**** Records for the task ****

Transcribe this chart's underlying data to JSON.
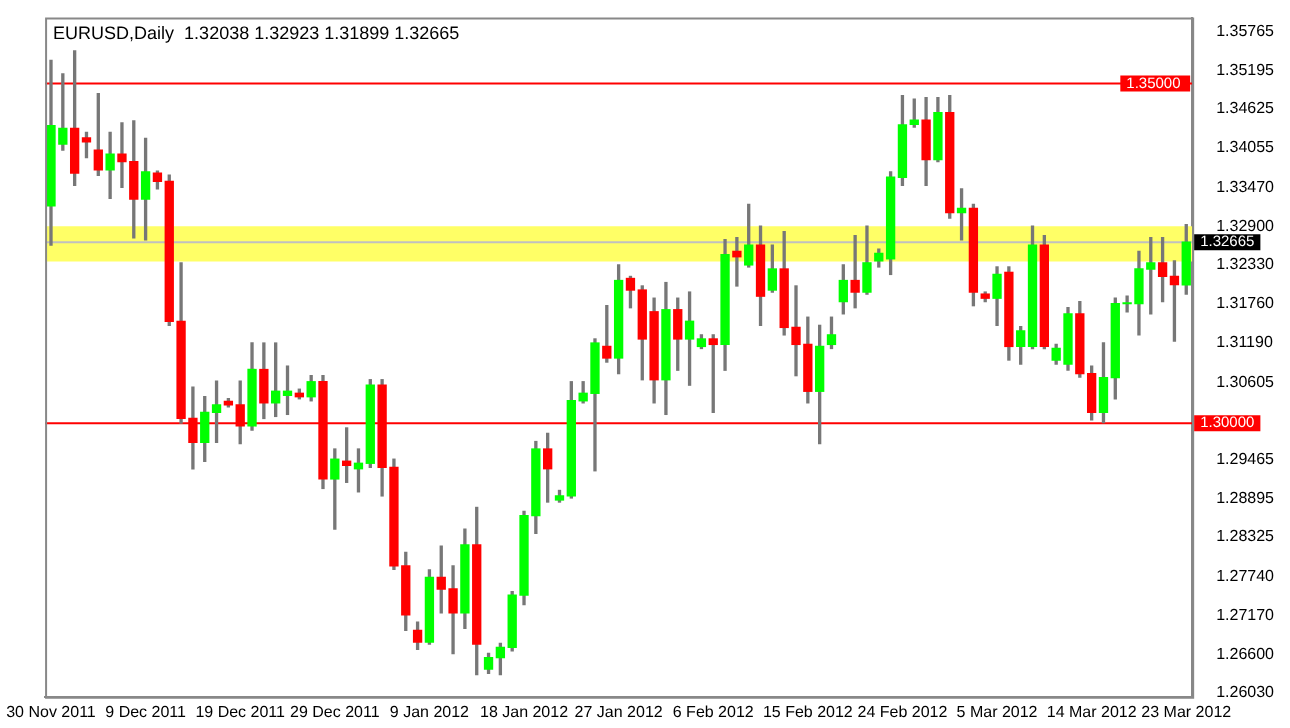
{
  "chart_data": {
    "type": "candlestick",
    "title": "EURUSD,Daily  1.32038 1.32923 1.31899 1.32665",
    "categories": [
      "30 Nov 2011",
      null,
      null,
      null,
      null,
      null,
      null,
      null,
      "9 Dec 2011",
      null,
      null,
      null,
      null,
      null,
      null,
      null,
      "19 Dec 2011",
      null,
      null,
      null,
      null,
      null,
      null,
      null,
      "29 Dec 2011",
      null,
      null,
      null,
      null,
      null,
      null,
      null,
      "9 Jan 2012",
      null,
      null,
      null,
      null,
      null,
      null,
      null,
      "18 Jan 2012",
      null,
      null,
      null,
      null,
      null,
      null,
      null,
      "27 Jan 2012",
      null,
      null,
      null,
      null,
      null,
      null,
      null,
      "6 Feb 2012",
      null,
      null,
      null,
      null,
      null,
      null,
      null,
      "15 Feb 2012",
      null,
      null,
      null,
      null,
      null,
      null,
      null,
      "24 Feb 2012",
      null,
      null,
      null,
      null,
      null,
      null,
      null,
      "5 Mar 2012",
      null,
      null,
      null,
      null,
      null,
      null,
      null,
      "14 Mar 2012",
      null,
      null,
      null,
      null,
      null,
      null,
      null,
      "23 Mar 2012"
    ],
    "ohlc": [
      [
        1.332,
        1.3534,
        1.3262,
        1.3438
      ],
      [
        1.3411,
        1.3514,
        1.3402,
        1.3434
      ],
      [
        1.3434,
        1.3548,
        1.335,
        1.3368
      ],
      [
        1.342,
        1.3428,
        1.3391,
        1.3414
      ],
      [
        1.3402,
        1.3485,
        1.3365,
        1.3373
      ],
      [
        1.3373,
        1.3428,
        1.3331,
        1.3396
      ],
      [
        1.3396,
        1.3442,
        1.3347,
        1.3385
      ],
      [
        1.3385,
        1.3445,
        1.3273,
        1.333
      ],
      [
        1.333,
        1.3419,
        1.327,
        1.337
      ],
      [
        1.3368,
        1.3371,
        1.3345,
        1.3356
      ],
      [
        1.3356,
        1.3365,
        1.3144,
        1.315
      ],
      [
        1.315,
        1.3236,
        1.3,
        1.3007
      ],
      [
        1.3007,
        1.3053,
        1.2933,
        1.2972
      ],
      [
        1.2972,
        1.3039,
        1.2944,
        1.3016
      ],
      [
        1.3016,
        1.3062,
        1.2972,
        1.3027
      ],
      [
        1.3032,
        1.3036,
        1.3024,
        1.3027
      ],
      [
        1.3027,
        1.3062,
        1.297,
        1.2996
      ],
      [
        1.2996,
        1.3118,
        1.299,
        1.3079
      ],
      [
        1.3079,
        1.3118,
        1.3007,
        1.303
      ],
      [
        1.303,
        1.3118,
        1.301,
        1.3047
      ],
      [
        1.3041,
        1.3084,
        1.3013,
        1.3047
      ],
      [
        1.3044,
        1.305,
        1.3036,
        1.3039
      ],
      [
        1.3039,
        1.307,
        1.3033,
        1.3061
      ],
      [
        1.3061,
        1.307,
        1.2904,
        1.2918
      ],
      [
        1.2918,
        1.2962,
        1.2844,
        1.2947
      ],
      [
        1.2944,
        1.2993,
        1.2913,
        1.2938
      ],
      [
        1.2933,
        1.2962,
        1.2899,
        1.2941
      ],
      [
        1.2941,
        1.3064,
        1.2935,
        1.3056
      ],
      [
        1.3056,
        1.3064,
        1.2893,
        1.2935
      ],
      [
        1.2935,
        1.2947,
        1.2785,
        1.279
      ],
      [
        1.279,
        1.281,
        1.2695,
        1.2718
      ],
      [
        1.2695,
        1.2707,
        1.2667,
        1.2678
      ],
      [
        1.2678,
        1.2784,
        1.2675,
        1.2773
      ],
      [
        1.2773,
        1.2819,
        1.2721,
        1.2756
      ],
      [
        1.2756,
        1.279,
        1.2661,
        1.2721
      ],
      [
        1.2721,
        1.2844,
        1.2698,
        1.2821
      ],
      [
        1.2821,
        1.2876,
        1.263,
        1.2675
      ],
      [
        1.2638,
        1.2661,
        1.2632,
        1.2655
      ],
      [
        1.2655,
        1.2676,
        1.263,
        1.267
      ],
      [
        1.267,
        1.2752,
        1.2665,
        1.2747
      ],
      [
        1.2747,
        1.287,
        1.2733,
        1.2864
      ],
      [
        1.2864,
        1.2973,
        1.2838,
        1.2962
      ],
      [
        1.2962,
        1.2985,
        1.2884,
        1.2933
      ],
      [
        1.2887,
        1.2901,
        1.2884,
        1.2893
      ],
      [
        1.2893,
        1.3061,
        1.289,
        1.3033
      ],
      [
        1.3033,
        1.3061,
        1.303,
        1.3044
      ],
      [
        1.3044,
        1.3124,
        1.293,
        1.3118
      ],
      [
        1.3113,
        1.3173,
        1.309,
        1.3096
      ],
      [
        1.3096,
        1.3233,
        1.3073,
        1.321
      ],
      [
        1.3213,
        1.3216,
        1.317,
        1.3196
      ],
      [
        1.3196,
        1.3202,
        1.3064,
        1.3124
      ],
      [
        1.3164,
        1.3184,
        1.303,
        1.3064
      ],
      [
        1.3064,
        1.3207,
        1.3013,
        1.3167
      ],
      [
        1.3167,
        1.3184,
        1.3078,
        1.3124
      ],
      [
        1.3124,
        1.3193,
        1.3056,
        1.315
      ],
      [
        1.3113,
        1.313,
        1.311,
        1.3124
      ],
      [
        1.3124,
        1.313,
        1.3016,
        1.3116
      ],
      [
        1.3116,
        1.327,
        1.3078,
        1.3248
      ],
      [
        1.3253,
        1.3273,
        1.3202,
        1.3245
      ],
      [
        1.3233,
        1.3322,
        1.323,
        1.3262
      ],
      [
        1.3262,
        1.329,
        1.3144,
        1.3187
      ],
      [
        1.3196,
        1.3262,
        1.3193,
        1.3227
      ],
      [
        1.3227,
        1.3282,
        1.313,
        1.3141
      ],
      [
        1.3141,
        1.3202,
        1.307,
        1.3116
      ],
      [
        1.3116,
        1.3156,
        1.303,
        1.3047
      ],
      [
        1.3047,
        1.3144,
        1.297,
        1.3113
      ],
      [
        1.3116,
        1.3156,
        1.311,
        1.313
      ],
      [
        1.3179,
        1.3233,
        1.3161,
        1.321
      ],
      [
        1.321,
        1.3276,
        1.317,
        1.3193
      ],
      [
        1.3193,
        1.329,
        1.319,
        1.3236
      ],
      [
        1.3239,
        1.3256,
        1.323,
        1.325
      ],
      [
        1.3242,
        1.337,
        1.3219,
        1.3362
      ],
      [
        1.3362,
        1.3482,
        1.335,
        1.3439
      ],
      [
        1.344,
        1.3477,
        1.3436,
        1.3446
      ],
      [
        1.3446,
        1.3479,
        1.335,
        1.3388
      ],
      [
        1.3388,
        1.3479,
        1.3385,
        1.3457
      ],
      [
        1.3457,
        1.3482,
        1.3302,
        1.331
      ],
      [
        1.331,
        1.3345,
        1.327,
        1.3316
      ],
      [
        1.3316,
        1.3322,
        1.3173,
        1.3193
      ],
      [
        1.319,
        1.3193,
        1.3179,
        1.3184
      ],
      [
        1.3184,
        1.323,
        1.3144,
        1.3219
      ],
      [
        1.3222,
        1.323,
        1.3093,
        1.3113
      ],
      [
        1.3113,
        1.3142,
        1.3087,
        1.3136
      ],
      [
        1.3113,
        1.329,
        1.311,
        1.3262
      ],
      [
        1.3262,
        1.3276,
        1.311,
        1.3113
      ],
      [
        1.3093,
        1.3116,
        1.3087,
        1.311
      ],
      [
        1.3087,
        1.317,
        1.3078,
        1.3161
      ],
      [
        1.3161,
        1.3179,
        1.3068,
        1.3073
      ],
      [
        1.3073,
        1.3084,
        1.3005,
        1.3016
      ],
      [
        1.3016,
        1.3118,
        1.3001,
        1.3067
      ],
      [
        1.3067,
        1.3184,
        1.3036,
        1.3176
      ],
      [
        1.3176,
        1.3187,
        1.3164,
        1.3177
      ],
      [
        1.3176,
        1.3253,
        1.313,
        1.3227
      ],
      [
        1.3227,
        1.3273,
        1.3161,
        1.3236
      ],
      [
        1.3236,
        1.3273,
        1.3179,
        1.3216
      ],
      [
        1.3216,
        1.3239,
        1.3121,
        1.3204
      ],
      [
        1.32038,
        1.32923,
        1.31899,
        1.32665
      ]
    ],
    "colors": [
      "#00ff00",
      "#00ff00",
      "#ff0000",
      "#ff0000",
      "#ff0000",
      "#00ff00",
      "#ff0000",
      "#ff0000",
      "#00ff00",
      "#ff0000",
      "#ff0000",
      "#ff0000",
      "#ff0000",
      "#00ff00",
      "#00ff00",
      "#ff0000",
      "#ff0000",
      "#00ff00",
      "#ff0000",
      "#00ff00",
      "#00ff00",
      "#ff0000",
      "#00ff00",
      "#ff0000",
      "#00ff00",
      "#ff0000",
      "#00ff00",
      "#00ff00",
      "#ff0000",
      "#ff0000",
      "#ff0000",
      "#ff0000",
      "#00ff00",
      "#ff0000",
      "#ff0000",
      "#00ff00",
      "#ff0000",
      "#00ff00",
      "#00ff00",
      "#00ff00",
      "#00ff00",
      "#00ff00",
      "#ff0000",
      "#00ff00",
      "#00ff00",
      "#00ff00",
      "#00ff00",
      "#ff0000",
      "#00ff00",
      "#ff0000",
      "#ff0000",
      "#ff0000",
      "#00ff00",
      "#ff0000",
      "#00ff00",
      "#00ff00",
      "#ff0000",
      "#00ff00",
      "#ff0000",
      "#00ff00",
      "#ff0000",
      "#00ff00",
      "#ff0000",
      "#ff0000",
      "#ff0000",
      "#00ff00",
      "#00ff00",
      "#00ff00",
      "#ff0000",
      "#00ff00",
      "#00ff00",
      "#00ff00",
      "#00ff00",
      "#00ff00",
      "#ff0000",
      "#00ff00",
      "#ff0000",
      "#00ff00",
      "#ff0000",
      "#ff0000",
      "#00ff00",
      "#ff0000",
      "#00ff00",
      "#00ff00",
      "#ff0000",
      "#00ff00",
      "#00ff00",
      "#ff0000",
      "#ff0000",
      "#00ff00",
      "#00ff00",
      "#00ff00",
      "#00ff00",
      "#00ff00",
      "#ff0000",
      "#ff0000",
      "#00ff00"
    ],
    "ylim": [
      1.25973,
      1.3597
    ],
    "yticks": [
      {
        "value": 1.2603,
        "label": "1.26030"
      },
      {
        "value": 1.266,
        "label": "1.26600"
      },
      {
        "value": 1.2717,
        "label": "1.27170"
      },
      {
        "value": 1.2774,
        "label": "1.27740"
      },
      {
        "value": 1.28325,
        "label": "1.28325"
      },
      {
        "value": 1.28895,
        "label": "1.28895"
      },
      {
        "value": 1.29465,
        "label": "1.29465"
      },
      {
        "value": 1.30605,
        "label": "1.30605"
      },
      {
        "value": 1.3119,
        "label": "1.31190"
      },
      {
        "value": 1.3176,
        "label": "1.31760"
      },
      {
        "value": 1.3233,
        "label": "1.32330"
      },
      {
        "value": 1.329,
        "label": "1.32900"
      },
      {
        "value": 1.3347,
        "label": "1.33470"
      },
      {
        "value": 1.34055,
        "label": "1.34055"
      },
      {
        "value": 1.34625,
        "label": "1.34625"
      },
      {
        "value": 1.35195,
        "label": "1.35195"
      },
      {
        "value": 1.35765,
        "label": "1.35765"
      }
    ],
    "ref_lines": [
      {
        "axis": "y",
        "value": 1.35,
        "label": "1.35000",
        "color": "#ff0000"
      },
      {
        "axis": "y",
        "value": 1.3,
        "label": "1.30000",
        "color": "#ff0000"
      },
      {
        "axis": "y",
        "value": 1.32665,
        "label": "1.32665",
        "color": "#c0c0c0"
      }
    ],
    "bands": [
      {
        "axis": "y",
        "from": 1.3238,
        "to": 1.329,
        "color": "#ffff66"
      }
    ],
    "legend": false,
    "grid": false
  }
}
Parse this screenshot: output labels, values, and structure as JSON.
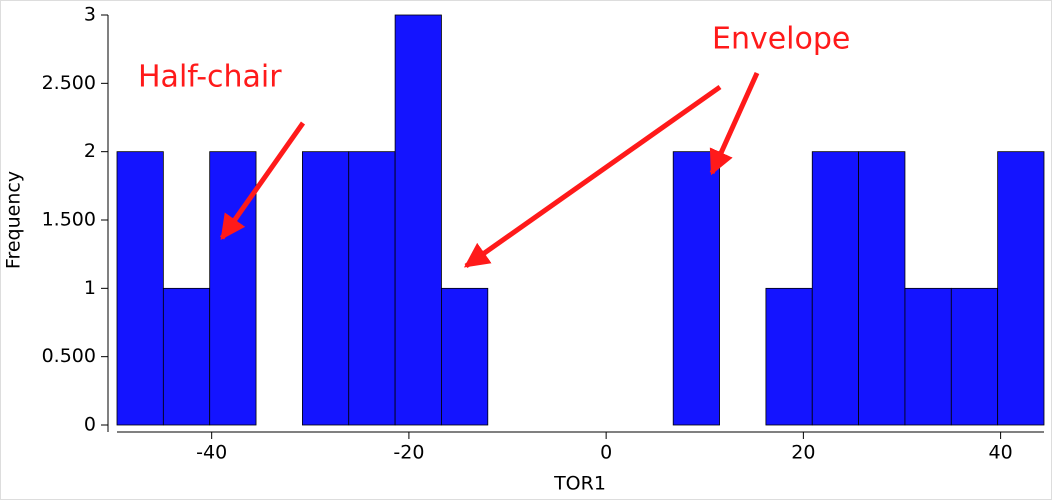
{
  "chart_data": {
    "type": "histogram",
    "x_label": "TOR1",
    "y_label": "Frequency",
    "bins": [
      -49.6,
      -44.9,
      -40.2,
      -35.5,
      -30.8,
      -26.1,
      -21.4,
      -16.7,
      -12.0,
      -7.3,
      -2.6,
      2.1,
      6.8,
      11.5,
      16.2,
      20.9,
      25.6,
      30.3,
      35.0,
      39.7,
      44.4
    ],
    "values": [
      2,
      1,
      2,
      0,
      2,
      2,
      3,
      1,
      0,
      0,
      0,
      0,
      2,
      0,
      1,
      2,
      2,
      1,
      1,
      2
    ],
    "color": "#1414ff",
    "xlim": [
      -49.6,
      44.4
    ],
    "xticks": [
      -40,
      -20,
      0,
      20,
      40
    ],
    "ylim": [
      0,
      3
    ],
    "yticks": [
      0,
      {
        "value": 0.5,
        "label": "0.500"
      },
      1,
      {
        "value": 1.5,
        "label": "1.500"
      },
      2,
      {
        "value": 2.5,
        "label": "2.500"
      },
      3
    ],
    "annotations": [
      "Half-chair",
      "Envelope"
    ]
  }
}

****

In the entries above, find each line with the word "values" and copy it.

_Output for this task_
Parse this screenshot: output labels, values, and structure as JSON.
    "values": [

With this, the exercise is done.